Written task » Each record below should appear again exactly as written.

>> BEGIN

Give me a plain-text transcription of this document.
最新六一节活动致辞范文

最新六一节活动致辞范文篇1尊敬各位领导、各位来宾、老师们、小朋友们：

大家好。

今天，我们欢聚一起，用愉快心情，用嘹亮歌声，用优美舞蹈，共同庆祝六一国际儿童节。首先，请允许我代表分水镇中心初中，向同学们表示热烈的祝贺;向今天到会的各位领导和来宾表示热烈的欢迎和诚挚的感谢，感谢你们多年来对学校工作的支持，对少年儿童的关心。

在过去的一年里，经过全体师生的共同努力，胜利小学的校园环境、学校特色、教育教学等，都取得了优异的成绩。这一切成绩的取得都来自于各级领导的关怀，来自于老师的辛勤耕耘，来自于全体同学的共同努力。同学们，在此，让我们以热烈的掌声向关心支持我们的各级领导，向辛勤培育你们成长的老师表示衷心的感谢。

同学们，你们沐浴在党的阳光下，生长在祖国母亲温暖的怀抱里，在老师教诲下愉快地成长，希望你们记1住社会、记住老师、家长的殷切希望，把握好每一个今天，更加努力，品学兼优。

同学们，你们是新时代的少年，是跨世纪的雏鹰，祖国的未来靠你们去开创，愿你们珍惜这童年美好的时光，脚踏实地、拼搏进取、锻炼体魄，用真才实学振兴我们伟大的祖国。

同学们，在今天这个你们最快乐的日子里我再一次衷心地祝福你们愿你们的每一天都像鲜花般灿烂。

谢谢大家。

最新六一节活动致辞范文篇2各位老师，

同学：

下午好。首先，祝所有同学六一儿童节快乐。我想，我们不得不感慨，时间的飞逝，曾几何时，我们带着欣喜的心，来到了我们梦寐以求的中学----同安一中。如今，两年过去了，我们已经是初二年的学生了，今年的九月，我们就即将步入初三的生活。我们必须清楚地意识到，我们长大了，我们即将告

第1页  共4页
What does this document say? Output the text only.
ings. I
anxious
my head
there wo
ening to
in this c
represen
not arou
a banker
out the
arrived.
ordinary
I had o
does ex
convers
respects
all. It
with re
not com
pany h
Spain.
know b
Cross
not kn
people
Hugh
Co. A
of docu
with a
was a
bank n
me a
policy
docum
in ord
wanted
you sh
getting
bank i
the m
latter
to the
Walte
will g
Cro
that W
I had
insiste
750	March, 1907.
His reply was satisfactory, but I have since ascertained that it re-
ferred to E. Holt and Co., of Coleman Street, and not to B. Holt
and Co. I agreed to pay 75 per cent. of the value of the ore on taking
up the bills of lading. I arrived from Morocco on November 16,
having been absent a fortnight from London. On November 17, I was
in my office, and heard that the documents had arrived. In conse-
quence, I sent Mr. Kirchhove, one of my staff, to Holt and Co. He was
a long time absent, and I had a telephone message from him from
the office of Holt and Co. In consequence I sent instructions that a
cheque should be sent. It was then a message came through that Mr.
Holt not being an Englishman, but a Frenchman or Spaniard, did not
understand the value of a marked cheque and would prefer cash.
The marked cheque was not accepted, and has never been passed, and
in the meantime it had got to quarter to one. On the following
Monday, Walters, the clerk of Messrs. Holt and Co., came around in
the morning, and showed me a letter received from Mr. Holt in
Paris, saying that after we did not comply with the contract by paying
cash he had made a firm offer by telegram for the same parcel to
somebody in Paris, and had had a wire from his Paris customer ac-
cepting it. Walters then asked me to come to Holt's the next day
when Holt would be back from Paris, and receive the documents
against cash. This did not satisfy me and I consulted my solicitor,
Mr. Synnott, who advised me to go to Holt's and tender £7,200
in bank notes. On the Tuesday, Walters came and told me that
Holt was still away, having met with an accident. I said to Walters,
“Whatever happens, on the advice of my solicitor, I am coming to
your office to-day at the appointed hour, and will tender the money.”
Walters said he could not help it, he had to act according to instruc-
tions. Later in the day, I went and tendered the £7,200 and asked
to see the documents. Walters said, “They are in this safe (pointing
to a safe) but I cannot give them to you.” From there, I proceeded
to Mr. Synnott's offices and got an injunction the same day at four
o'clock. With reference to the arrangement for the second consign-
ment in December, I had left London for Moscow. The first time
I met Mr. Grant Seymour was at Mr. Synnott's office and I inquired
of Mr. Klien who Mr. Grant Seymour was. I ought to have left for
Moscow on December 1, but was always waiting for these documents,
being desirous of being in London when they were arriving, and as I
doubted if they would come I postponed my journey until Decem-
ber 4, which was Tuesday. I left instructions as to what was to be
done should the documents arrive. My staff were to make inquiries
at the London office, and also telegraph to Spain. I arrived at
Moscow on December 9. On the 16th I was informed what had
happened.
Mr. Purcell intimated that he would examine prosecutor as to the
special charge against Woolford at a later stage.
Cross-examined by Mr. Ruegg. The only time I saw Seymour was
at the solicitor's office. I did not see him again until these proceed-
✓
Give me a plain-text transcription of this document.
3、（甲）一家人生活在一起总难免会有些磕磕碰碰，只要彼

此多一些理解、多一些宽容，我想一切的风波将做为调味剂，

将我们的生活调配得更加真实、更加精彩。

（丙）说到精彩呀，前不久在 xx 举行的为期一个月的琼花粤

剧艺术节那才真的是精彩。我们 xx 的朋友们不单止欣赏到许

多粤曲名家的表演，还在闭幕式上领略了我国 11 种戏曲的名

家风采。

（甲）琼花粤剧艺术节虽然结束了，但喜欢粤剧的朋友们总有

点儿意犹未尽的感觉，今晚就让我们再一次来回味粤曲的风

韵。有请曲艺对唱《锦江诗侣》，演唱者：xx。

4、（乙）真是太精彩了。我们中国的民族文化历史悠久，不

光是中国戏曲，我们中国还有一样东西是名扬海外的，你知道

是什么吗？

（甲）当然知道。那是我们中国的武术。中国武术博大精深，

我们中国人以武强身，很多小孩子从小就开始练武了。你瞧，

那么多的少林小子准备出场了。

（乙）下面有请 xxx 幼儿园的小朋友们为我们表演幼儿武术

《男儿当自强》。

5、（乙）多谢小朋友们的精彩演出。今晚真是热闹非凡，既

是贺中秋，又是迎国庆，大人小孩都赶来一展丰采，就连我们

>> END

Problem solution »
Give me a plain-text transcription of this document.
最新六一节活动致辞范文

最新六一节活动致辞范文篇1尊敬各位领导、各位来宾、老师们、小朋友们：

大家好。

今天，我们欢聚一起，用愉快心情，用嘹亮歌声，用优美舞蹈，共同庆祝六一国际儿童节。首先，请允许我代表分水镇中心初中，向同学们表示热烈的祝贺;向今天到会的各位领导和来宾表示热烈的欢迎和诚挚的感谢，感谢你们多年来对学校工作的支持，对少年儿童的关心。

在过去的一年里，经过全体师生的共同努力，胜利小学的校园环境、学校特色、教育教学等，都取得了优异的成绩。这一切成绩的取得都来自于各级领导的关怀，来自于老师的辛勤耕耘，来自于全体同学的共同努力。同学们，在此，让我们以热烈的掌声向关心支持我们的各级领导，向辛勤培育你们成长的老师表示衷心的感谢。

同学们，你们沐浴在党的阳光下，生长在祖国母亲温暖的怀抱里，在老师教诲下愉快地成长，希望你们记1住社会、记住老师、家长的殷切希望，把握好每一个今天，更加努力，品学兼优。

同学们，你们是新时代的少年，是跨世纪的雏鹰，祖国的未来靠你们去开创，愿你们珍惜这童年美好的时光，脚踏实地、拼搏进取、锻炼体魄，用真才实学振兴我们伟大的祖国。

同学们，在今天这个你们最快乐的日子里我再一次衷心地祝福你们愿你们的每一天都像鲜花般灿烂。

谢谢大家。

最新六一节活动致辞范文篇2各位老师，

同学：

下午好。首先，祝所有同学六一儿童节快乐。我想，我们不得不感慨，时间的飞逝，曾几何时，我们带着欣喜的心，来到了我们梦寐以求的中学----同安一中。如今，两年过去了，我们已经是初二年的学生了，今年的九月，我们就即将步入初三的生活。我们必须清楚地意识到，我们长大了，我们即将告

第1页  共4页
What does this document say? Output the text only.
ings. I
anxious
my head
there wo
ening to
in this c
represen
not arou
a banker
out the
arrived.
ordinary
I had o
does ex
convers
respects
all. It
with re
not com
pany h
Spain.
know b
Cross
not kn
people
Hugh
Co. A
of docu
with a
was a
bank n
me a
policy
docum
in ord
wanted
you sh
getting
bank i
the m
latter
to the
Walte
will g
Cro
that W
I had
insiste
750	March, 1907.
His reply was satisfactory, but I have since ascertained that it re-
ferred to E. Holt and Co., of Coleman Street, and not to B. Holt
and Co. I agreed to pay 75 per cent. of the value of the ore on taking
up the bills of lading. I arrived from Morocco on November 16,
having been absent a fortnight from London. On November 17, I was
in my office, and heard that the documents had arrived. In conse-
quence, I sent Mr. Kirchhove, one of my staff, to Holt and Co. He was
a long time absent, and I had a telephone message from him from
the office of Holt and Co. In consequence I sent instructions that a
cheque should be sent. It was then a message came through that Mr.
Holt not being an Englishman, but a Frenchman or Spaniard, did not
understand the value of a marked cheque and would prefer cash.
The marked cheque was not accepted, and has never been passed, and
in the meantime it had got to quarter to one. On the following
Monday, Walters, the clerk of Messrs. Holt and Co., came around in
the morning, and showed me a letter received from Mr. Holt in
Paris, saying that after we did not comply with the contract by paying
cash he had made a firm offer by telegram for the same parcel to
somebody in Paris, and had had a wire from his Paris customer ac-
cepting it. Walters then asked me to come to Holt's the next day
when Holt would be back from Paris, and receive the documents
against cash. This did not satisfy me and I consulted my solicitor,
Mr. Synnott, who advised me to go to Holt's and tender £7,200
in bank notes. On the Tuesday, Walters came and told me that
Holt was still away, having met with an accident. I said to Walters,
“Whatever happens, on the advice of my solicitor, I am coming to
your office to-day at the appointed hour, and will tender the money.”
Walters said he could not help it, he had to act according to instruc-
tions. Later in the day, I went and tendered the £7,200 and asked
to see the documents. Walters said, “They are in this safe (pointing
to a safe) but I cannot give them to you.” From there, I proceeded
to Mr. Synnott's offices and got an injunction the same day at four
o'clock. With reference to the arrangement for the second consign-
ment in December, I had left London for Moscow. The first time
I met Mr. Grant Seymour was at Mr. Synnott's office and I inquired
of Mr. Klien who Mr. Grant Seymour was. I ought to have left for
Moscow on December 1, but was always waiting for these documents,
being desirous of being in London when they were arriving, and as I
doubted if they would come I postponed my journey until Decem-
ber 4, which was Tuesday. I left instructions as to what was to be
done should the documents arrive. My staff were to make inquiries
at the London office, and also telegraph to Spain. I arrived at
Moscow on December 9. On the 16th I was informed what had
happened.
Mr. Purcell intimated that he would examine prosecutor as to the
special charge against Woolford at a later stage.
Cross-examined by Mr. Ruegg. The only time I saw Seymour was
at the solicitor's office. I did not see him again until these proceed-
✓
Give me a plain-text transcription of this document.
3、（甲）一家人生活在一起总难免会有些磕磕碰碰，只要彼

此多一些理解、多一些宽容，我想一切的风波将做为调味剂，

将我们的生活调配得更加真实、更加精彩。

（丙）说到精彩呀，前不久在 xx 举行的为期一个月的琼花粤

剧艺术节那才真的是精彩。我们 xx 的朋友们不单止欣赏到许

多粤曲名家的表演，还在闭幕式上领略了我国 11 种戏曲的名

家风采。

（甲）琼花粤剧艺术节虽然结束了，但喜欢粤剧的朋友们总有

点儿意犹未尽的感觉，今晚就让我们再一次来回味粤曲的风

韵。有请曲艺对唱《锦江诗侣》，演唱者：xx。

4、（乙）真是太精彩了。我们中国的民族文化历史悠久，不

光是中国戏曲，我们中国还有一样东西是名扬海外的，你知道

是什么吗？

（甲）当然知道。那是我们中国的武术。中国武术博大精深，

我们中国人以武强身，很多小孩子从小就开始练武了。你瞧，

那么多的少林小子准备出场了。

（乙）下面有请 xxx 幼儿园的小朋友们为我们表演幼儿武术

《男儿当自强》。

5、（乙）多谢小朋友们的精彩演出。今晚真是热闹非凡，既

是贺中秋，又是迎国庆，大人小孩都赶来一展丰采，就连我们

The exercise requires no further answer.